_What is asked_:
Each entry below is to be extracted exactly.

##############################

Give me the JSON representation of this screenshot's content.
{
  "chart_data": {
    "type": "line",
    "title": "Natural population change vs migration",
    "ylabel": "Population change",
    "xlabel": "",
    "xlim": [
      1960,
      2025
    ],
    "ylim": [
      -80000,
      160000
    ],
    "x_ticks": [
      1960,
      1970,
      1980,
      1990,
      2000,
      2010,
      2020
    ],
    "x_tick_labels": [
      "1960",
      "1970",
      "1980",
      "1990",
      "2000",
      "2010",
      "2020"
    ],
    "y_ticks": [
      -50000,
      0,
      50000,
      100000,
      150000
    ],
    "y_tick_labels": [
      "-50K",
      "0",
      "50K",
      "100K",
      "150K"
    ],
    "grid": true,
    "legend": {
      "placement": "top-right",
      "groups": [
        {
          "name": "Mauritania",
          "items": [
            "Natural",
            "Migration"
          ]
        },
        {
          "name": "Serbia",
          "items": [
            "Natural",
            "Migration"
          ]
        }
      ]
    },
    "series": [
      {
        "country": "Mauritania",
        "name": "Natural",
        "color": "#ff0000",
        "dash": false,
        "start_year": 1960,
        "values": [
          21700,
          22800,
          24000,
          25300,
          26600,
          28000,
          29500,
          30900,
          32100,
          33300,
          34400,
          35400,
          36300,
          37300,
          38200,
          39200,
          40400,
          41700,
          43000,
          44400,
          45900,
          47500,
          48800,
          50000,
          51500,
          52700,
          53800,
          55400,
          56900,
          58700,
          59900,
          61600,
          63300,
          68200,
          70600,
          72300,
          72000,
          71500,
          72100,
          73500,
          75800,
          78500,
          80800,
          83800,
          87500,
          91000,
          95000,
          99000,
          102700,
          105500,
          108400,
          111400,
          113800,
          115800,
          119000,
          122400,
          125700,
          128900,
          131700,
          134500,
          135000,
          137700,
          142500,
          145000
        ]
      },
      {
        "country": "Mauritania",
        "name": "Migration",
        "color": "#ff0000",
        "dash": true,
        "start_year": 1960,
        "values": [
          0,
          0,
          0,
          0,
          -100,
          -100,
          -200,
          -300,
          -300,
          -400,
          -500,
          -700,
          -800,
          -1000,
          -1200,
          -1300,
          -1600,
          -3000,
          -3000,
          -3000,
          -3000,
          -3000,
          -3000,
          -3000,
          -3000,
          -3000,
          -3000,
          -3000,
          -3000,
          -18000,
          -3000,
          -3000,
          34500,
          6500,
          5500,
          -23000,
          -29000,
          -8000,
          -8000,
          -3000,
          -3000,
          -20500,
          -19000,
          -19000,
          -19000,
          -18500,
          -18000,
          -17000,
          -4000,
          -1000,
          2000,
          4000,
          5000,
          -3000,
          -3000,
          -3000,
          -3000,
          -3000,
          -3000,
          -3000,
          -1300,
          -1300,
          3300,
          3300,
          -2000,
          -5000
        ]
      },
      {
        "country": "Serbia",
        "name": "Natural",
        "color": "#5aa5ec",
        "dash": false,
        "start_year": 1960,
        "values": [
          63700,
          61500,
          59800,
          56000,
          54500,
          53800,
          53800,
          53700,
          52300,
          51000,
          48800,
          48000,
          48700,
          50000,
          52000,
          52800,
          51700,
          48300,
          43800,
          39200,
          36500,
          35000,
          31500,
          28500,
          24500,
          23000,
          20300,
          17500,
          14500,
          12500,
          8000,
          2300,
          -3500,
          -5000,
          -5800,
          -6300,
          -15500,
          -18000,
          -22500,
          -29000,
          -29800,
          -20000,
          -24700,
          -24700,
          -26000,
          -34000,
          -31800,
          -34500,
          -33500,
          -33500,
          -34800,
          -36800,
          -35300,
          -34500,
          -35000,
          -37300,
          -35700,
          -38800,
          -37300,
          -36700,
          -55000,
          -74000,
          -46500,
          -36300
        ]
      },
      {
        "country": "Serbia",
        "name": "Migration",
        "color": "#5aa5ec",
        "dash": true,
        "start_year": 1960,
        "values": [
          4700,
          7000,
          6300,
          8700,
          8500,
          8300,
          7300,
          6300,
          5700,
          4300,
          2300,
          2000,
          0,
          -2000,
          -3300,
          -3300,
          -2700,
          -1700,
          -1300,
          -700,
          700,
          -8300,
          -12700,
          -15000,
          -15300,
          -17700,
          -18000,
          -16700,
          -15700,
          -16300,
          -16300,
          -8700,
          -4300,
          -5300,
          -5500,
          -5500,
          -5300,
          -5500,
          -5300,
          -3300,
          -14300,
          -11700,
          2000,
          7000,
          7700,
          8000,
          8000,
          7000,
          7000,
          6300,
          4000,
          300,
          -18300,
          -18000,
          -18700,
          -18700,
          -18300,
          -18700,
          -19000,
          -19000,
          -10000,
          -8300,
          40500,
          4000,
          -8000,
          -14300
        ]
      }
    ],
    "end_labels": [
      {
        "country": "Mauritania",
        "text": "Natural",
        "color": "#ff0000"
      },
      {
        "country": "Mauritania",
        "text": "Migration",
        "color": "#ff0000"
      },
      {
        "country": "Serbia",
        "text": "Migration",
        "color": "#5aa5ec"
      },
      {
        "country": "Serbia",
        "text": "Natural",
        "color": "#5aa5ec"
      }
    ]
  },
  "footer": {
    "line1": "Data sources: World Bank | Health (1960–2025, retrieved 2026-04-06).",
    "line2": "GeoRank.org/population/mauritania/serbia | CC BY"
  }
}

##############################

_Right answer_:
Give me the JSON representation of this screenshot's content.
{
  "chart_data": {
    "type": "line",
    "title": "Natural population change vs migration",
    "ylabel": "Population change",
    "xlabel": "",
    "xlim": [
      1960,
      2025
    ],
    "ylim": [
      -80000,
      160000
    ],
    "x_ticks": [
      1960,
      1970,
      1980,
      1990,
      2000,
      2010,
      2020
    ],
    "x_tick_labels": [
      "1960",
      "1970",
      "1980",
      "1990",
      "2000",
      "2010",
      "2020"
    ],
    "y_ticks": [
      -50000,
      0,
      50000,
      100000,
      150000
    ],
    "y_tick_labels": [
      "-50K",
      "0",
      "50K",
      "100K",
      "150K"
    ],
    "grid": true,
    "legend": {
      "placement": "top-right",
      "groups": [
        {
          "name": "Mauritania",
          "items": [
            "Natural",
            "Migration"
          ]
        },
        {
          "name": "Serbia",
          "items": [
            "Natural",
            "Migration"
          ]
        }
      ]
    },
    "series": [
      {
        "country": "Mauritania",
        "name": "Natural",
        "color": "#ff0000",
        "dash": false,
        "start_year": 1960,
        "values": [
          21700,
          22800,
          24000,
          25300,
          26600,
          28000,
          29500,
          30900,
          32100,
          33300,
          34400,
          35400,
          36300,
          37300,
          38200,
          39200,
          40400,
          41700,
          43000,
          44400,
          45900,
          47500,
          48800,
          50000,
          51500,
          52700,
          53800,
          55400,
          56900,
          58700,
          59900,
          61600,
          63300,
          68200,
          70600,
          72300,
          72000,
          71500,
          72100,
          73500,
          75800,
          78500,
          80800,
          83800,
          87500,
          91000,
          95000,
          99000,
          102700,
          105500,
          108400,
          111400,
          113800,
          115800,
          119000,
          122400,
          125700,
          128900,
          131700,
          134500,
          135000,
          137700,
          142500,
          145000
        ]
      },
      {
        "country": "Mauritania",
        "name": "Migration",
        "color": "#ff0000",
        "dash": true,
        "start_year": 1960,
        "values": [
          0,
          0,
          0,
          0,
          -100,
          -100,
          -200,
          -300,
          -300,
          -400,
          -500,
          -700,
          -800,
          -1000,
          -1200,
          -1300,
          -1600,
          -3000,
          -3000,
          -3000,
          -3000,
          -3000,
          -3000,
          -3000,
          -3000,
          -3000,
          -3000,
          -3000,
          -3000,
          -18000,
          -3000,
          -3000,
          34500,
          6500,
          5500,
          -23000,
          -29000,
          -8000,
          -8000,
          -3000,
          -3000,
          -20500,
          -19000,
          -19000,
          -19000,
          -18500,
          -18000,
          -17000,
          -4000,
          -1000,
          2000,
          4000,
          5000,
          -3000,
          -3000,
          -3000,
          -3000,
          -3000,
          -3000,
          -3000,
          -1300,
          -1300,
          3300,
          3300,
          -2000,
          -5000
        ]
      },
      {
        "country": "Serbia",
        "name": "Natural",
        "color": "#5aa5ec",
        "dash": false,
        "start_year": 1960,
        "values": [
          63700,
          61500,
          59800,
          56000,
          54500,
          53800,
          53800,
          53700,
          52300,
          51000,
          48800,
          48000,
          48700,
          50000,
          52000,
          52800,
          51700,
          48300,
          43800,
          39200,
          36500,
          35000,
          31500,
          28500,
          24500,
          23000,
          20300,
          17500,
          14500,
          12500,
          8000,
          2300,
          -3500,
          -5000,
          -5800,
          -6300,
          -15500,
          -18000,
          -22500,
          -29000,
          -29800,
          -20000,
          -24700,
          -24700,
          -26000,
          -34000,
          -31800,
          -34500,
          -33500,
          -33500,
          -34800,
          -36800,
          -35300,
          -34500,
          -35000,
          -37300,
          -35700,
          -38800,
          -37300,
          -36700,
          -55000,
          -74000,
          -46500,
          -36300
        ]
      },
      {
        "country": "Serbia",
        "name": "Migration",
        "color": "#5aa5ec",
        "dash": true,
        "start_year": 1960,
        "values": [
          4700,
          7000,
          6300,
          8700,
          8500,
          8300,
          7300,
          6300,
          5700,
          4300,
          2300,
          2000,
          0,
          -2000,
          -3300,
          -3300,
          -2700,
          -1700,
          -1300,
          -700,
          700,
          -8300,
          -12700,
          -15000,
          -15300,
          -17700,
          -18000,
          -16700,
          -15700,
          -16300,
          -16300,
          -8700,
          -4300,
          -5300,
          -5500,
          -5500,
          -5300,
          -5500,
          -5300,
          -3300,
          -14300,
          -11700,
          2000,
          7000,
          7700,
          8000,
          8000,
          7000,
          7000,
          6300,
          4000,
          300,
          -18300,
          -18000,
          -18700,
          -18700,
          -18300,
          -18700,
          -19000,
          -19000,
          -10000,
          -8300,
          40500,
          4000,
          -8000,
          -14300
        ]
      }
    ],
    "end_labels": [
      {
        "country": "Mauritania",
        "text": "Natural",
        "color": "#ff0000"
      },
      {
        "country": "Mauritania",
        "text": "Migration",
        "color": "#ff0000"
      },
      {
        "country": "Serbia",
        "text": "Migration",
        "color": "#5aa5ec"
      },
      {
        "country": "Serbia",
        "text": "Natural",
        "color": "#5aa5ec"
      }
    ]
  },
  "footer": {
    "line1": "Data sources: World Bank | Health (1960–2025, retrieved 2026-04-06).",
    "line2": "GeoRank.org/population/mauritania/serbia | CC BY"
  }
}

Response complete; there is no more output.